──────── Material for this exercise ────────
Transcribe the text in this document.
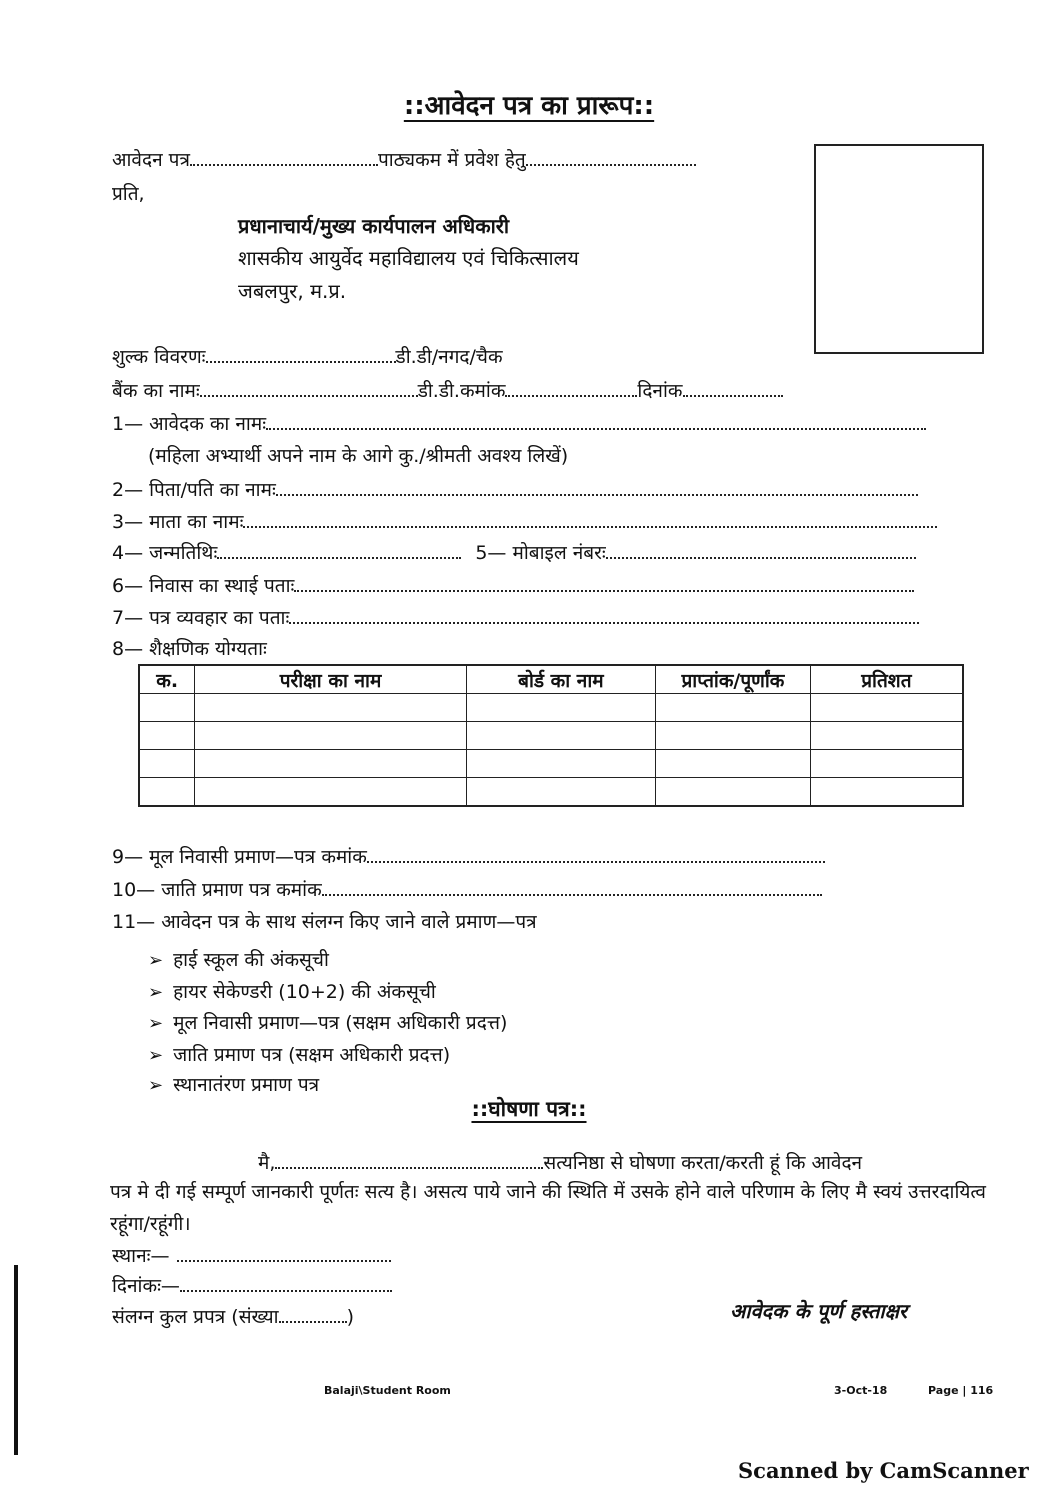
::आवेदन पत्र का प्रारूप::
आवेदन पत्र	पाठ्यकम में प्रवेश हेतु
प्रति,
प्रधानाचार्य/मुख्य कार्यपालन अधिकारी
शासकीय आयुर्वेद महाविद्यालय एवं चिकित्सालय
जबलपुर, म.प्र.
शुल्क विवरणः	डी.डी/नगद/चैक
बैंक का नामः	डी.डी.कमांक	दिनांक
1— आवेदक का नामः
(महिला अभ्यार्थी अपने नाम के आगे कु./श्रीमती अवश्य लिखें)
2— पिता/पति का नामः
3— माता का नामः
4— जन्मतिथिः	5— मोबाइल नंबरः
6— निवास का स्थाई पताः
7— पत्र व्यवहार का पताः
8— शैक्षणिक योग्यताः
क.	परीक्षा का नाम	बोर्ड का नाम	प्राप्तांक/पूर्णांक	प्रतिशत

9— मूल निवासी प्रमाण—पत्र कमांक
10— जाति प्रमाण पत्र कमांक
11— आवेदन पत्र के साथ संलग्न किए जाने वाले प्रमाण—पत्र
➢ हाई स्कूल की अंकसूची
➢ हायर सेकेण्डरी (10+2) की अंकसूची
➢ मूल निवासी प्रमाण—पत्र (सक्षम अधिकारी प्रदत्त)
➢ जाति प्रमाण पत्र (सक्षम अधिकारी प्रदत्त)
➢ स्थानातंरण प्रमाण पत्र
::घोषणा पत्र::
मै,	सत्यनिष्ठा से घोषणा करता/करती हूं कि आवेदन
पत्र मे दी गई सम्पूर्ण जानकारी पूर्णतः सत्य है। असत्य पाये जाने की स्थिति में उसके होने वाले परिणाम के लिए मै स्वयं उत्तरदायित्व रहूंगा/रहूंगी।
स्थानः—
दिनांकः—
संलग्न कुल प्रपत्र (संख्या	)	आवेदक के पूर्ण हस्ताक्षर
Balaji\Student Room	3-Oct-18	Page | 116
Scanned by CamScanner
────────
What the task requires —
Copy the records exactly. Skip the pictures.

Output for this task —
Transcribe the text in this document.
::आवेदन पत्र का प्रारूप::
आवेदन पत्र	पाठ्यकम में प्रवेश हेतु
प्रति,
प्रधानाचार्य/मुख्य कार्यपालन अधिकारी
शासकीय आयुर्वेद महाविद्यालय एवं चिकित्सालय
जबलपुर, म.प्र.
शुल्क विवरणः	डी.डी/नगद/चैक
बैंक का नामः	डी.डी.कमांक	दिनांक
1— आवेदक का नामः
(महिला अभ्यार्थी अपने नाम के आगे कु./श्रीमती अवश्य लिखें)
2— पिता/पति का नामः
3— माता का नामः
4— जन्मतिथिः	5— मोबाइल नंबरः
6— निवास का स्थाई पताः
7— पत्र व्यवहार का पताः
8— शैक्षणिक योग्यताः
क.	परीक्षा का नाम	बोर्ड का नाम	प्राप्तांक/पूर्णांक	प्रतिशत

9— मूल निवासी प्रमाण—पत्र कमांक
10— जाति प्रमाण पत्र कमांक
11— आवेदन पत्र के साथ संलग्न किए जाने वाले प्रमाण—पत्र
➢ हाई स्कूल की अंकसूची
➢ हायर सेकेण्डरी (10+2) की अंकसूची
➢ मूल निवासी प्रमाण—पत्र (सक्षम अधिकारी प्रदत्त)
➢ जाति प्रमाण पत्र (सक्षम अधिकारी प्रदत्त)
➢ स्थानातंरण प्रमाण पत्र
::घोषणा पत्र::
मै,	सत्यनिष्ठा से घोषणा करता/करती हूं कि आवेदन
पत्र मे दी गई सम्पूर्ण जानकारी पूर्णतः सत्य है। असत्य पाये जाने की स्थिति में उसके होने वाले परिणाम के लिए मै स्वयं उत्तरदायित्व रहूंगा/रहूंगी।
स्थानः—
दिनांकः—
संलग्न कुल प्रपत्र (संख्या	)	आवेदक के पूर्ण हस्ताक्षर
Balaji\Student Room	3-Oct-18	Page | 116
Scanned by CamScanner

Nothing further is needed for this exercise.